GIVEN PROBLEM →
Copy verbatim the lines of the material from the one containing "cell-uscite[interactable]: 90,00 [704,375,816,402]" through the one containing "cell-conto-sel[interactable]: Liquidità [816,240,892,267]", both included.

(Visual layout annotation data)
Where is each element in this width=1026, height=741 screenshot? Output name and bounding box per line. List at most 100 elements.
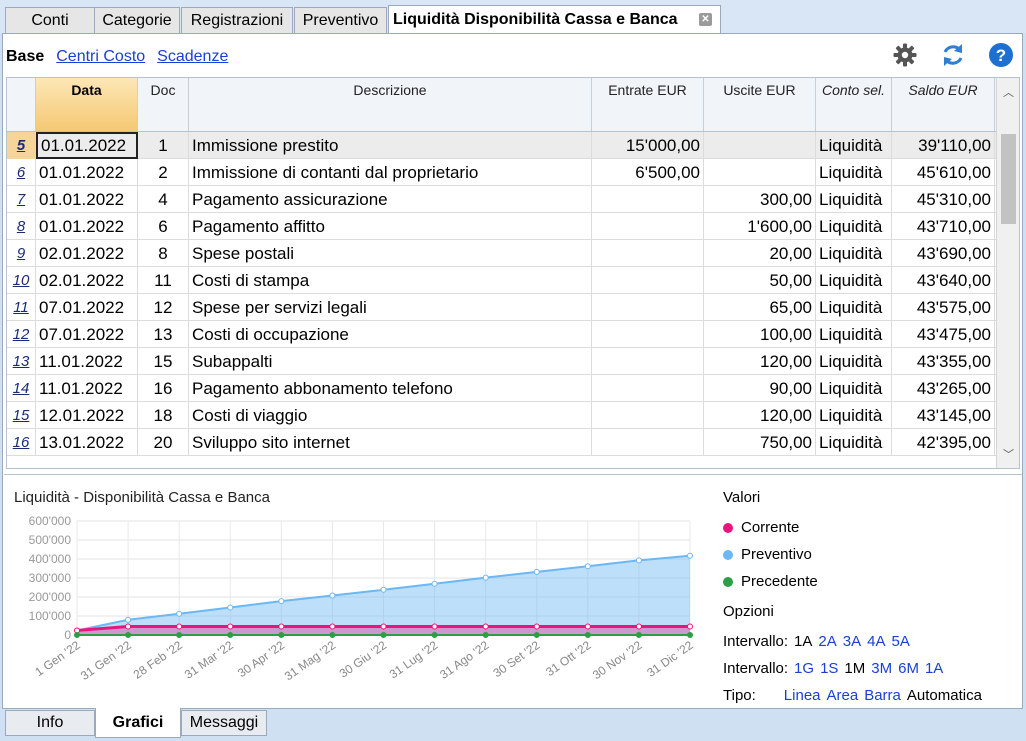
cell-uscite[interactable]: 90,00 [704,375,816,402]
row-number[interactable]: 11 [7,294,36,321]
cell-entrate[interactable] [592,294,704,321]
cell-doc[interactable]: 6 [138,213,189,240]
cell-data[interactable]: 07.01.2022 [36,294,138,321]
cell-uscite[interactable]: 300,00 [704,186,816,213]
tab-grafici[interactable]: Grafici [95,708,181,738]
cell-data[interactable]: 01.01.2022 [36,159,138,186]
cell-uscite[interactable]: 20,00 [704,240,816,267]
chevron-up-icon[interactable]: ︿ [1003,84,1014,99]
col-header-entrate[interactable]: Entrate EUR [592,78,704,131]
cell-uscite[interactable]: 65,00 [704,294,816,321]
cell-saldo[interactable]: 43'265,00 [892,375,995,402]
cell-descrizione[interactable]: Spese per servizi legali [189,294,592,321]
cell-descrizione[interactable]: Costi di occupazione [189,321,592,348]
interval-years-option[interactable]: 4A [867,633,885,650]
view-base[interactable]: Base [6,48,44,66]
col-header-data[interactable]: Data [36,78,138,131]
cell-conto-sel[interactable]: Liquidità [816,429,892,456]
table-row[interactable]: 5 01.01.2022 1 Immissione prestito 15'000,00… [7,132,997,159]
interval-period-option[interactable]: 1M [844,660,865,677]
cell-saldo[interactable]: 43'355,00 [892,348,995,375]
cell-uscite[interactable]: 100,00 [704,321,816,348]
tab-info[interactable]: Info [5,710,95,736]
table-row[interactable]: 10 02.01.2022 11 Costi di stampa 50,00 Liquid… [7,267,997,294]
table-row[interactable]: 16 13.01.2022 20 Sviluppo sito internet 750,… [7,429,997,456]
table-row[interactable]: 8 01.01.2022 6 Pagamento affitto 1'600,00 Liq… [7,213,997,240]
cell-conto-sel[interactable]: Liquidità [816,132,892,159]
cell-descrizione[interactable]: Costi di stampa [189,267,592,294]
cell-doc[interactable]: 8 [138,240,189,267]
cell-doc[interactable]: 2 [138,159,189,186]
cell-descrizione[interactable]: Pagamento affitto [189,213,592,240]
cell-data[interactable]: 11.01.2022 [36,348,138,375]
help-icon[interactable]: ? [988,42,1014,68]
cell-descrizione[interactable]: Pagamento assicurazione [189,186,592,213]
cell-uscite[interactable] [704,132,816,159]
cell-saldo[interactable]: 43'710,00 [892,213,995,240]
cell-data[interactable]: 11.01.2022 [36,375,138,402]
cell-conto-sel[interactable]: Liquidità [816,240,892,267]
table-row[interactable]: 11 07.01.2022 12 Spese per servizi legali 65… [7,294,997,321]
legend-item-precedente[interactable]: Precedente [723,568,982,595]
cell-descrizione[interactable]: Subappalti [189,348,592,375]
cell-entrate[interactable] [592,402,704,429]
cell-saldo[interactable]: 45'610,00 [892,159,995,186]
row-number[interactable]: 9 [7,240,36,267]
cell-entrate[interactable] [592,186,704,213]
col-header-descrizione[interactable]: Descrizione [189,78,592,131]
legend-item-preventivo[interactable]: Preventivo [723,541,982,568]
cell-uscite[interactable] [704,159,816,186]
chart-type-option[interactable]: Automatica [907,687,982,704]
cell-uscite[interactable]: 120,00 [704,402,816,429]
cell-data[interactable]: 02.01.2022 [36,240,138,267]
interval-years-option[interactable]: 2A [818,633,836,650]
tab-liquidita[interactable]: Liquidità Disponibilità Cassa e Banca ✕ [388,5,721,34]
cell-entrate[interactable] [592,213,704,240]
col-header-doc[interactable]: Doc [138,78,189,131]
cell-doc[interactable]: 18 [138,402,189,429]
interval-period-option[interactable]: 6M [898,660,919,677]
row-number[interactable]: 14 [7,375,36,402]
gear-icon[interactable] [892,42,918,68]
cell-conto-sel[interactable]: Liquidità [816,321,892,348]
cell-conto-sel[interactable]: Liquidità [816,375,892,402]
cell-entrate[interactable] [592,348,704,375]
cell-descrizione[interactable]: Costi di viaggio [189,402,592,429]
col-header-saldo[interactable]: Saldo EUR [892,78,995,131]
cell-entrate[interactable]: 15'000,00 [592,132,704,159]
vertical-scrollbar[interactable]: ︿ ﹀ [996,78,1019,468]
cell-saldo[interactable]: 43'145,00 [892,402,995,429]
cell-conto-sel[interactable]: Liquidità [816,159,892,186]
cell-entrate[interactable] [592,375,704,402]
cell-conto-sel[interactable]: Liquidità [816,186,892,213]
cell-saldo[interactable]: 43'475,00 [892,321,995,348]
row-number[interactable]: 16 [7,429,36,456]
interval-years-option[interactable]: 1A [794,633,812,650]
chevron-down-icon[interactable]: ﹀ [1003,446,1014,461]
cell-saldo[interactable]: 43'575,00 [892,294,995,321]
chart-type-option[interactable]: Barra [864,687,901,704]
cell-doc[interactable]: 15 [138,348,189,375]
cell-doc[interactable]: 12 [138,294,189,321]
cell-saldo[interactable]: 45'310,00 [892,186,995,213]
cell-data[interactable]: 01.01.2022 [36,186,138,213]
cell-uscite[interactable]: 50,00 [704,267,816,294]
table-row[interactable]: 9 02.01.2022 8 Spese postali 20,00 Liquidità 4… [7,240,997,267]
cell-descrizione[interactable]: Pagamento abbonamento telefono [189,375,592,402]
cell-doc[interactable]: 13 [138,321,189,348]
cell-entrate[interactable] [592,240,704,267]
tab-categorie[interactable]: Categorie [94,7,180,33]
cell-data[interactable]: 01.01.2022 [36,132,138,159]
row-number[interactable]: 10 [7,267,36,294]
cell-entrate[interactable] [592,321,704,348]
close-icon[interactable]: ✕ [699,13,712,26]
cell-conto-sel[interactable]: Liquidità [816,294,892,321]
table-row[interactable]: 12 07.01.2022 13 Costi di occupazione 100,00… [7,321,997,348]
cell-doc[interactable]: 1 [138,132,189,159]
cell-saldo[interactable]: 42'395,00 [892,429,995,456]
refresh-icon[interactable] [940,42,966,68]
table-row[interactable]: 15 12.01.2022 18 Costi di viaggio 120,00 Liqu… [7,402,997,429]
cell-doc[interactable]: 20 [138,429,189,456]
cell-entrate[interactable]: 6'500,00 [592,159,704,186]
cell-descrizione[interactable]: Immissione prestito [189,132,592,159]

RESPONSE BELOW →
cell-uscite[interactable]: 90,00 [704,375,816,402]
row-number[interactable]: 11 [7,294,36,321]
cell-entrate[interactable] [592,294,704,321]
cell-doc[interactable]: 6 [138,213,189,240]
cell-data[interactable]: 07.01.2022 [36,294,138,321]
cell-uscite[interactable]: 300,00 [704,186,816,213]
tab-grafici[interactable]: Grafici [95,708,181,738]
cell-data[interactable]: 01.01.2022 [36,159,138,186]
cell-uscite[interactable]: 20,00 [704,240,816,267]
chevron-up-icon[interactable]: ︿ [1003,84,1014,99]
col-header-entrate[interactable]: Entrate EUR [592,78,704,131]
cell-uscite[interactable]: 65,00 [704,294,816,321]
cell-saldo[interactable]: 43'265,00 [892,375,995,402]
cell-descrizione[interactable]: Spese per servizi legali [189,294,592,321]
cell-descrizione[interactable]: Costi di occupazione [189,321,592,348]
interval-years-option[interactable]: 4A [867,633,885,650]
view-base[interactable]: Base [6,48,44,66]
col-header-data[interactable]: Data [36,78,138,131]
cell-conto-sel[interactable]: Liquidità [816,429,892,456]
table-row[interactable]: 5 01.01.2022 1 Immissione prestito 15'000,00… [7,132,997,159]
interval-period-option[interactable]: 1M [844,660,865,677]
cell-saldo[interactable]: 43'355,00 [892,348,995,375]
cell-uscite[interactable]: 100,00 [704,321,816,348]
tab-info[interactable]: Info [5,710,95,736]
table-row[interactable]: 10 02.01.2022 11 Costi di stampa 50,00 Liquid… [7,267,997,294]
table-row[interactable]: 16 13.01.2022 20 Sviluppo sito internet 750,… [7,429,997,456]
table-row[interactable]: 8 01.01.2022 6 Pagamento affitto 1'600,00 Liq… [7,213,997,240]
cell-conto-sel[interactable]: Liquidità [816,132,892,159]
cell-descrizione[interactable]: Costi di stampa [189,267,592,294]
cell-doc[interactable]: 8 [138,240,189,267]
cell-doc[interactable]: 2 [138,159,189,186]
cell-descrizione[interactable]: Pagamento affitto [189,213,592,240]
cell-data[interactable]: 11.01.2022 [36,348,138,375]
help-icon[interactable]: ? [988,42,1014,68]
cell-descrizione[interactable]: Pagamento assicurazione [189,186,592,213]
cell-uscite[interactable] [704,132,816,159]
cell-saldo[interactable]: 43'710,00 [892,213,995,240]
cell-data[interactable]: 11.01.2022 [36,375,138,402]
cell-conto-sel[interactable]: Liquidità [816,240,892,267]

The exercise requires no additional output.